:: What the exercise asks ::
Render the material again word for word, skipping the pictures in it.

:: Stored records ::
━━━━
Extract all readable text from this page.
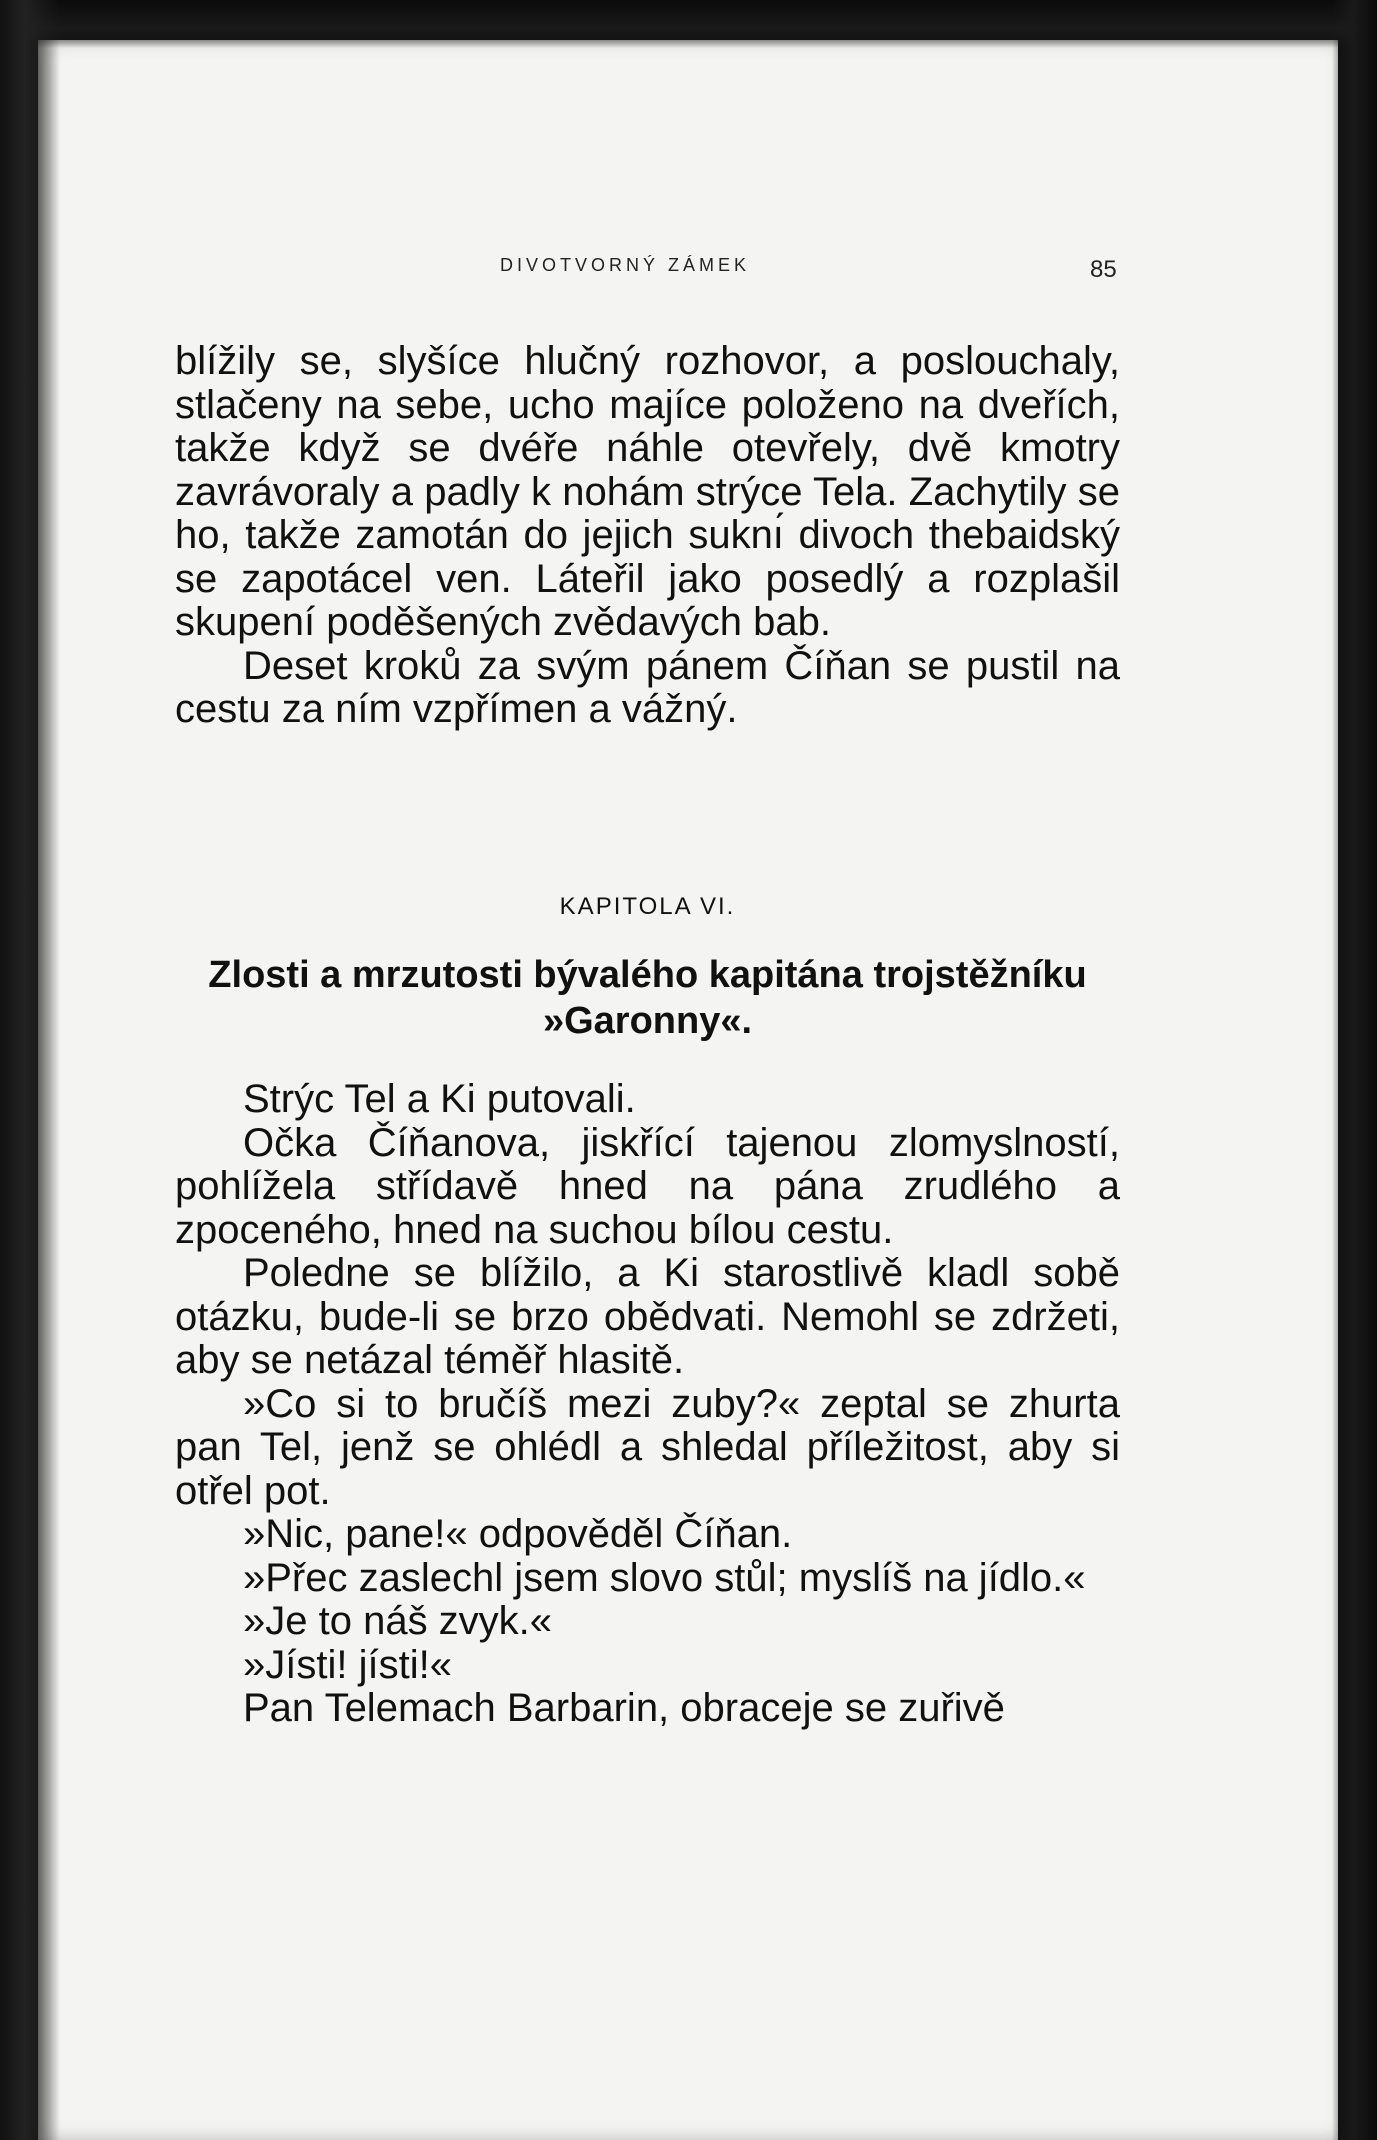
DIVOTVORNÝ ZÁMEK	85

blížily se, slyšíce hlučný rozhovor, a poslouchaly, stlačeny na sebe, ucho majíce položeno na dveřích, takže když se dvéře náhle otevřely, dvě kmotry zavrávoraly a padly k nohám strýce Tela. Zachytily se ho, takže zamotán do jejich suknı́ divoch thebaidský se zapotácel ven. Láteřil jako posedlý a rozplašil skupení poděšených zvědavých bab.

Deset kroků za svým pánem Číňan se pustil na cestu za ním vzpřímen a vážný.

KAPITOLA VI.
Zlosti a mrzutosti bývalého kapitána trojstěžníku »Garonny«.

Strýc Tel a Ki putovali.

Očka Číňanova, jiskřící tajenou zlomyslností, pohlížela střídavě hned na pána zrudlého a zpoceného, hned na suchou bílou cestu.

Poledne se blížilo, a Ki starostlivě kladl sobě otázku, bude-li se brzo obědvati. Nemohl se zdržeti, aby se netázal téměř hlasitě.

»Co si to bručíš mezi zuby?« zeptal se zhurta pan Tel, jenž se ohlédl a shledal příležitost, aby si otřel pot.

»Nic, pane!« odpověděl Číňan.

»Přec zaslechl jsem slovo stůl; myslíš na jídlo.«

»Je to náš zvyk.«

»Jísti! jísti!«

Pan Telemach Barbarin, obraceje se zuřivě
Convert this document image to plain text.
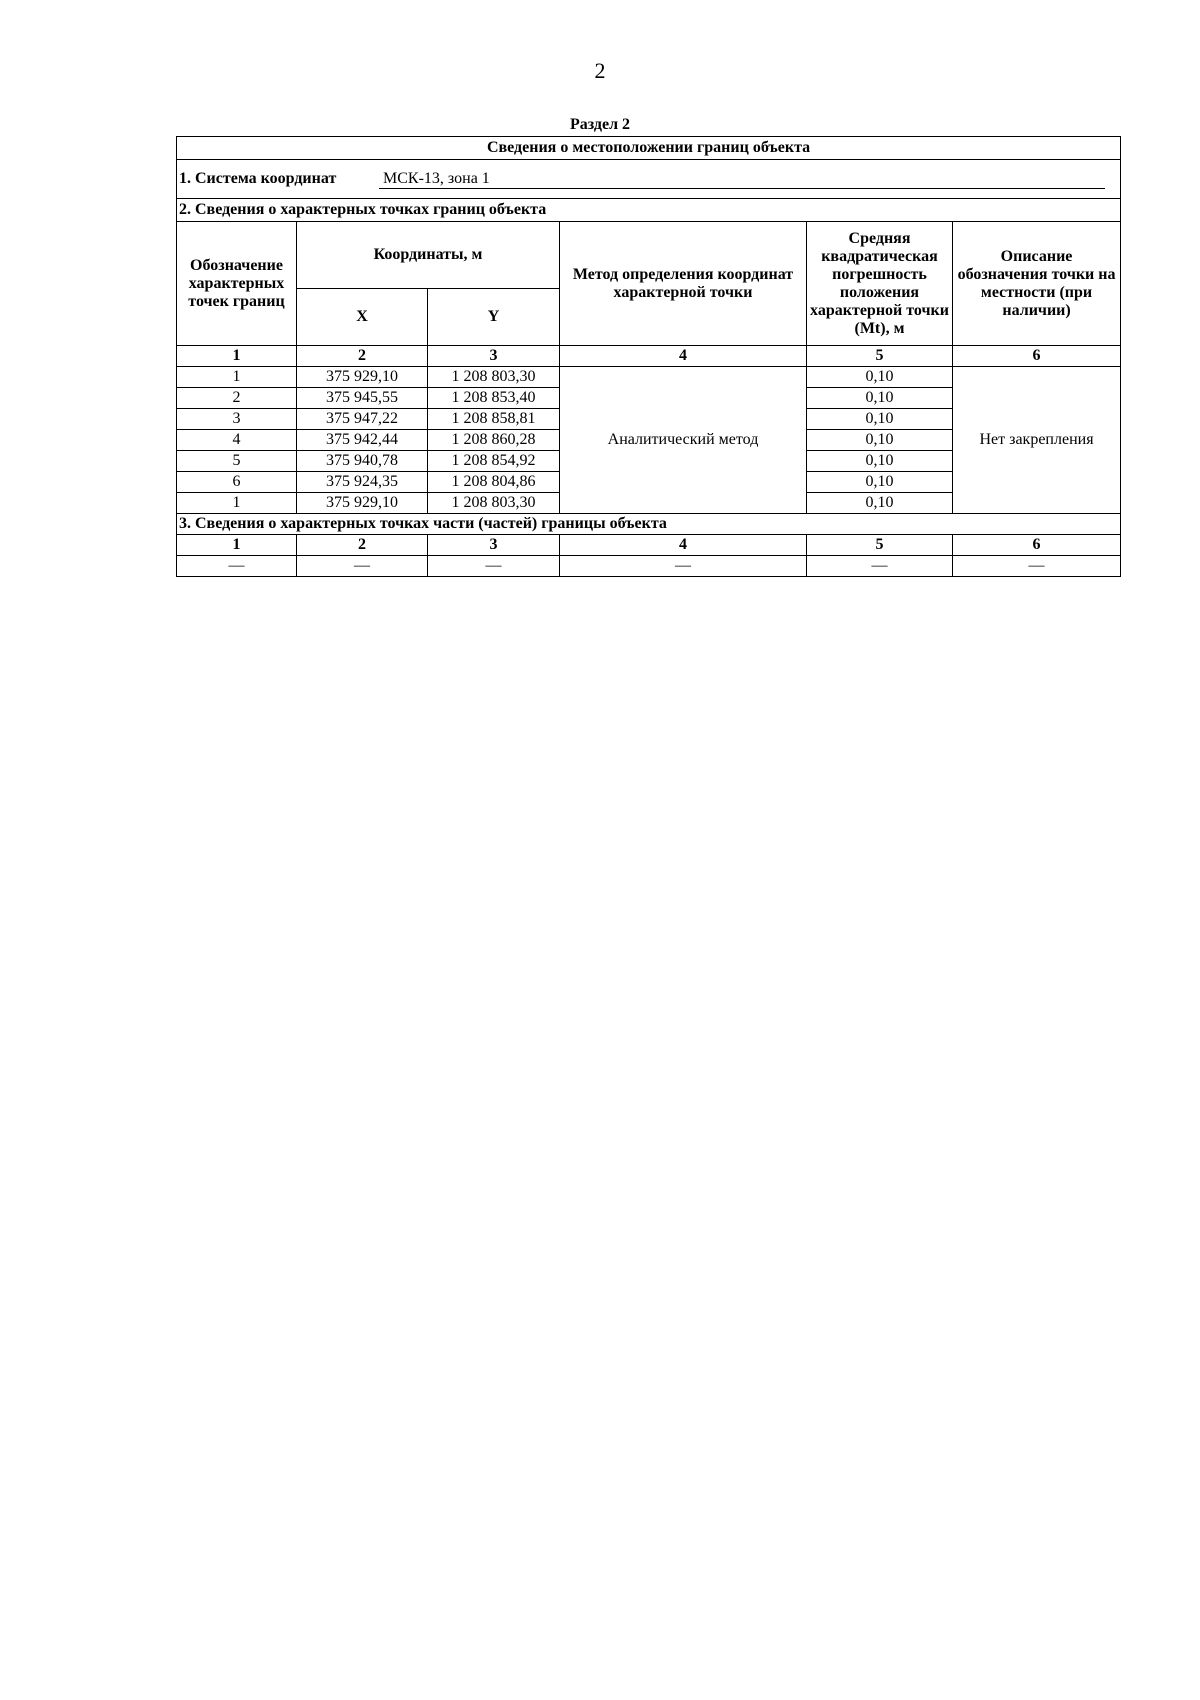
2
Раздел 2
Сведения о местоположении границ объекта					
1. Система координат МСК-13, зона 1					
2. Сведения о характерных точках границ объекта					
Обозначение характерных точек границ	Координаты, м		Метод определения координат характерной точки	Средняя квадратическая погрешность положения характерной точки (Mt), м	Описание обозначения точки на местности (при наличии)
	X	Y			
1	2	3	4	5	6
1	375 929,10	1 208 803,30	Аналитический метод	0,10	Нет закрепления
2	375 945,55	1 208 853,40		0,10	
3	375 947,22	1 208 858,81		0,10	
4	375 942,44	1 208 860,28		0,10	
5	375 940,78	1 208 854,92		0,10	
6	375 924,35	1 208 804,86		0,10	
1	375 929,10	1 208 803,30		0,10	
3. Сведения о характерных точках части (частей) границы объекта					
1	2	3	4	5	6
—	—	—	—	—	—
━━━━
:: Final result ::
Extract all readable text from this page.
DIVOTVORNÝ ZÁMEK	85

blížily se, slyšíce hlučný rozhovor, a poslouchaly, stlačeny na sebe, ucho majíce položeno na dveřích, takže když se dvéře náhle otevřely, dvě kmotry zavrávoraly a padly k nohám strýce Tela. Zachytily se ho, takže zamotán do jejich suknı́ divoch thebaidský se zapotácel ven. Láteřil jako posedlý a rozplašil skupení poděšených zvědavých bab.

Deset kroků za svým pánem Číňan se pustil na cestu za ním vzpřímen a vážný.

KAPITOLA VI.
Zlosti a mrzutosti bývalého kapitána trojstěžníku »Garonny«.

Strýc Tel a Ki putovali.

Očka Číňanova, jiskřící tajenou zlomyslností, pohlížela střídavě hned na pána zrudlého a zpoceného, hned na suchou bílou cestu.

Poledne se blížilo, a Ki starostlivě kladl sobě otázku, bude-li se brzo obědvati. Nemohl se zdržeti, aby se netázal téměř hlasitě.

»Co si to bručíš mezi zuby?« zeptal se zhurta pan Tel, jenž se ohlédl a shledal příležitost, aby si otřel pot.

»Nic, pane!« odpověděl Číňan.

»Přec zaslechl jsem slovo stůl; myslíš na jídlo.«

»Je to náš zvyk.«

»Jísti! jísti!«

Pan Telemach Barbarin, obraceje se zuřivě
Convert this document image to plain text.
2
Раздел 2
Сведения о местоположении границ объекта					
1. Система координат МСК-13, зона 1					
2. Сведения о характерных точках границ объекта					
Обозначение характерных точек границ	Координаты, м		Метод определения координат характерной точки	Средняя квадратическая погрешность положения характерной точки (Mt), м	Описание обозначения точки на местности (при наличии)
	X	Y			
1	2	3	4	5	6
1	375 929,10	1 208 803,30	Аналитический метод	0,10	Нет закрепления
2	375 945,55	1 208 853,40		0,10	
3	375 947,22	1 208 858,81		0,10	
4	375 942,44	1 208 860,28		0,10	
5	375 940,78	1 208 854,92		0,10	
6	375 924,35	1 208 804,86		0,10	
1	375 929,10	1 208 803,30		0,10	
3. Сведения о характерных точках части (частей) границы объекта					
1	2	3	4	5	6
—	—	—	—	—	—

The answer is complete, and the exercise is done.